### Written request
Transcribe the records below exactly.

※

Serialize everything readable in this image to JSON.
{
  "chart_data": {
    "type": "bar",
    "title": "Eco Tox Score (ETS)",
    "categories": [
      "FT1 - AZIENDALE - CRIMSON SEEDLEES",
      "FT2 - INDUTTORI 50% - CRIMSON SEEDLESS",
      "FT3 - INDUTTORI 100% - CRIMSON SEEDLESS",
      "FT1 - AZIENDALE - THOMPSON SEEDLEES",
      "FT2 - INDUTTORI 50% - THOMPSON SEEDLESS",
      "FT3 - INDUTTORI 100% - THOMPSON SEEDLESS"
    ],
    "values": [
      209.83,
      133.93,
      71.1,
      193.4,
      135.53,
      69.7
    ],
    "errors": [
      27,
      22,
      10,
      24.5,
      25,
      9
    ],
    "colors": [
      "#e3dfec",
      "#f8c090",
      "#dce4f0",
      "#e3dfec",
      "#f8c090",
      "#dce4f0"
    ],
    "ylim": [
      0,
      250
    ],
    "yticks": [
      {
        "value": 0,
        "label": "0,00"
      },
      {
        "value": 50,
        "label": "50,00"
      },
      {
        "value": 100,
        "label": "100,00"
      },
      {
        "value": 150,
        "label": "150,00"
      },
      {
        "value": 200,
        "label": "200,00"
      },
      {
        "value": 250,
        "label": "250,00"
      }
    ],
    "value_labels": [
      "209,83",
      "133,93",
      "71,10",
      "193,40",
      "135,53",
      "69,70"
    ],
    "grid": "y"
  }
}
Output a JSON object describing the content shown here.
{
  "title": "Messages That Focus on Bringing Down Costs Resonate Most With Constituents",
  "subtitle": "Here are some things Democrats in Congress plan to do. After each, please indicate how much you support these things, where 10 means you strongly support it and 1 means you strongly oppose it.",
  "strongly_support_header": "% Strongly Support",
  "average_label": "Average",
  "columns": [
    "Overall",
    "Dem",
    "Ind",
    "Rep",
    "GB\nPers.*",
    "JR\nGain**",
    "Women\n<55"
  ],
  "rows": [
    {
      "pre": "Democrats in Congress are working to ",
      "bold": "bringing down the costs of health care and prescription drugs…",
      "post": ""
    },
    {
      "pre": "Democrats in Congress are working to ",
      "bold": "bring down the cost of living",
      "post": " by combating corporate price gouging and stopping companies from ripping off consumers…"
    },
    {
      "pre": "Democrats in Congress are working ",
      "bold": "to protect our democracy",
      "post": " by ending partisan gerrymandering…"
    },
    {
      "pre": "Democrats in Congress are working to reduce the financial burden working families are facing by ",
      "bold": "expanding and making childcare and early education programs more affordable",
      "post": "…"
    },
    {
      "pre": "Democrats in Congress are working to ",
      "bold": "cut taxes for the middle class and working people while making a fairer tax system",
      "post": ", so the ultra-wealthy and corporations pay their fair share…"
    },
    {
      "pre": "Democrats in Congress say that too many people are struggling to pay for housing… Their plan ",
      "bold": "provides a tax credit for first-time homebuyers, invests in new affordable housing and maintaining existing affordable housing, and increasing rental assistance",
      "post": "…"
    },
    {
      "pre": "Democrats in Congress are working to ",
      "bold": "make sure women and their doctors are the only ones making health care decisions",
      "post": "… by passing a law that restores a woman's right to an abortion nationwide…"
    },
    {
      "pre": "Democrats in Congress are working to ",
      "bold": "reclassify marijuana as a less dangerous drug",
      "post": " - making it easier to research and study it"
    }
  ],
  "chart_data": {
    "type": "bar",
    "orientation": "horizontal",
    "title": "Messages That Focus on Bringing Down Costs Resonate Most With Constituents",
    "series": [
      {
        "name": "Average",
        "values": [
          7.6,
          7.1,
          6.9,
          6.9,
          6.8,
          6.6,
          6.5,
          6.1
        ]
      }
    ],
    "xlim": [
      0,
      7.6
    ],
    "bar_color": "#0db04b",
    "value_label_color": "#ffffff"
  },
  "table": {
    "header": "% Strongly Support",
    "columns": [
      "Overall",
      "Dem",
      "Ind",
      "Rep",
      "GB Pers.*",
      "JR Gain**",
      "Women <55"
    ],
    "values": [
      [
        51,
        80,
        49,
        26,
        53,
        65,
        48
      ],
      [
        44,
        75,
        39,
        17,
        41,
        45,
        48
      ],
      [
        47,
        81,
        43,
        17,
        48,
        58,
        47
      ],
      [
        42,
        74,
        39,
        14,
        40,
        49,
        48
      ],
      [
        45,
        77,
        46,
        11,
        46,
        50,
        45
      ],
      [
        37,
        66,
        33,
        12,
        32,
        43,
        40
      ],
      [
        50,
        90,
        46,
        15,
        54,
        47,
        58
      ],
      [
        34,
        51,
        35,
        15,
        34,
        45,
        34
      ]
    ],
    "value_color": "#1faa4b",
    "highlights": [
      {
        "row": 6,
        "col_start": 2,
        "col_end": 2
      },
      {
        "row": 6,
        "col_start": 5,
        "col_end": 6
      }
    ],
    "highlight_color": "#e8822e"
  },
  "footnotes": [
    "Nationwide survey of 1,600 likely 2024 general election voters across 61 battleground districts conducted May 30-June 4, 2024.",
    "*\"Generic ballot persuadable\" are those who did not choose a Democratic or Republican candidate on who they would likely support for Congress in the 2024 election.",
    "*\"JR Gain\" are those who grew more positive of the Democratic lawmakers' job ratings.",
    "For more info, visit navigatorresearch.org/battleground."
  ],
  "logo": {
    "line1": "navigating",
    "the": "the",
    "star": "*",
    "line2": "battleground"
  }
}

※

### Output for this task
Serialize everything readable in this image to JSON.
{
  "chart_data": {
    "type": "bar",
    "title": "Eco Tox Score (ETS)",
    "categories": [
      "FT1 - AZIENDALE - CRIMSON SEEDLEES",
      "FT2 - INDUTTORI 50% - CRIMSON SEEDLESS",
      "FT3 - INDUTTORI 100% - CRIMSON SEEDLESS",
      "FT1 - AZIENDALE - THOMPSON SEEDLEES",
      "FT2 - INDUTTORI 50% - THOMPSON SEEDLESS",
      "FT3 - INDUTTORI 100% - THOMPSON SEEDLESS"
    ],
    "values": [
      209.83,
      133.93,
      71.1,
      193.4,
      135.53,
      69.7
    ],
    "errors": [
      27,
      22,
      10,
      24.5,
      25,
      9
    ],
    "colors": [
      "#e3dfec",
      "#f8c090",
      "#dce4f0",
      "#e3dfec",
      "#f8c090",
      "#dce4f0"
    ],
    "ylim": [
      0,
      250
    ],
    "yticks": [
      {
        "value": 0,
        "label": "0,00"
      },
      {
        "value": 50,
        "label": "50,00"
      },
      {
        "value": 100,
        "label": "100,00"
      },
      {
        "value": 150,
        "label": "150,00"
      },
      {
        "value": 200,
        "label": "200,00"
      },
      {
        "value": 250,
        "label": "250,00"
      }
    ],
    "value_labels": [
      "209,83",
      "133,93",
      "71,10",
      "193,40",
      "135,53",
      "69,70"
    ],
    "grid": "y"
  }
}
Output a JSON object describing the content shown here.
{
  "title": "Messages That Focus on Bringing Down Costs Resonate Most With Constituents",
  "subtitle": "Here are some things Democrats in Congress plan to do. After each, please indicate how much you support these things, where 10 means you strongly support it and 1 means you strongly oppose it.",
  "strongly_support_header": "% Strongly Support",
  "average_label": "Average",
  "columns": [
    "Overall",
    "Dem",
    "Ind",
    "Rep",
    "GB\nPers.*",
    "JR\nGain**",
    "Women\n<55"
  ],
  "rows": [
    {
      "pre": "Democrats in Congress are working to ",
      "bold": "bringing down the costs of health care and prescription drugs…",
      "post": ""
    },
    {
      "pre": "Democrats in Congress are working to ",
      "bold": "bring down the cost of living",
      "post": " by combating corporate price gouging and stopping companies from ripping off consumers…"
    },
    {
      "pre": "Democrats in Congress are working ",
      "bold": "to protect our democracy",
      "post": " by ending partisan gerrymandering…"
    },
    {
      "pre": "Democrats in Congress are working to reduce the financial burden working families are facing by ",
      "bold": "expanding and making childcare and early education programs more affordable",
      "post": "…"
    },
    {
      "pre": "Democrats in Congress are working to ",
      "bold": "cut taxes for the middle class and working people while making a fairer tax system",
      "post": ", so the ultra-wealthy and corporations pay their fair share…"
    },
    {
      "pre": "Democrats in Congress say that too many people are struggling to pay for housing… Their plan ",
      "bold": "provides a tax credit for first-time homebuyers, invests in new affordable housing and maintaining existing affordable housing, and increasing rental assistance",
      "post": "…"
    },
    {
      "pre": "Democrats in Congress are working to ",
      "bold": "make sure women and their doctors are the only ones making health care decisions",
      "post": "… by passing a law that restores a woman's right to an abortion nationwide…"
    },
    {
      "pre": "Democrats in Congress are working to ",
      "bold": "reclassify marijuana as a less dangerous drug",
      "post": " - making it easier to research and study it"
    }
  ],
  "chart_data": {
    "type": "bar",
    "orientation": "horizontal",
    "title": "Messages That Focus on Bringing Down Costs Resonate Most With Constituents",
    "series": [
      {
        "name": "Average",
        "values": [
          7.6,
          7.1,
          6.9,
          6.9,
          6.8,
          6.6,
          6.5,
          6.1
        ]
      }
    ],
    "xlim": [
      0,
      7.6
    ],
    "bar_color": "#0db04b",
    "value_label_color": "#ffffff"
  },
  "table": {
    "header": "% Strongly Support",
    "columns": [
      "Overall",
      "Dem",
      "Ind",
      "Rep",
      "GB Pers.*",
      "JR Gain**",
      "Women <55"
    ],
    "values": [
      [
        51,
        80,
        49,
        26,
        53,
        65,
        48
      ],
      [
        44,
        75,
        39,
        17,
        41,
        45,
        48
      ],
      [
        47,
        81,
        43,
        17,
        48,
        58,
        47
      ],
      [
        42,
        74,
        39,
        14,
        40,
        49,
        48
      ],
      [
        45,
        77,
        46,
        11,
        46,
        50,
        45
      ],
      [
        37,
        66,
        33,
        12,
        32,
        43,
        40
      ],
      [
        50,
        90,
        46,
        15,
        54,
        47,
        58
      ],
      [
        34,
        51,
        35,
        15,
        34,
        45,
        34
      ]
    ],
    "value_color": "#1faa4b",
    "highlights": [
      {
        "row": 6,
        "col_start": 2,
        "col_end": 2
      },
      {
        "row": 6,
        "col_start": 5,
        "col_end": 6
      }
    ],
    "highlight_color": "#e8822e"
  },
  "footnotes": [
    "Nationwide survey of 1,600 likely 2024 general election voters across 61 battleground districts conducted May 30-June 4, 2024.",
    "*\"Generic ballot persuadable\" are those who did not choose a Democratic or Republican candidate on who they would likely support for Congress in the 2024 election.",
    "*\"JR Gain\" are those who grew more positive of the Democratic lawmakers' job ratings.",
    "For more info, visit navigatorresearch.org/battleground."
  ],
  "logo": {
    "line1": "navigating",
    "the": "the",
    "star": "*",
    "line2": "battleground"
  }
}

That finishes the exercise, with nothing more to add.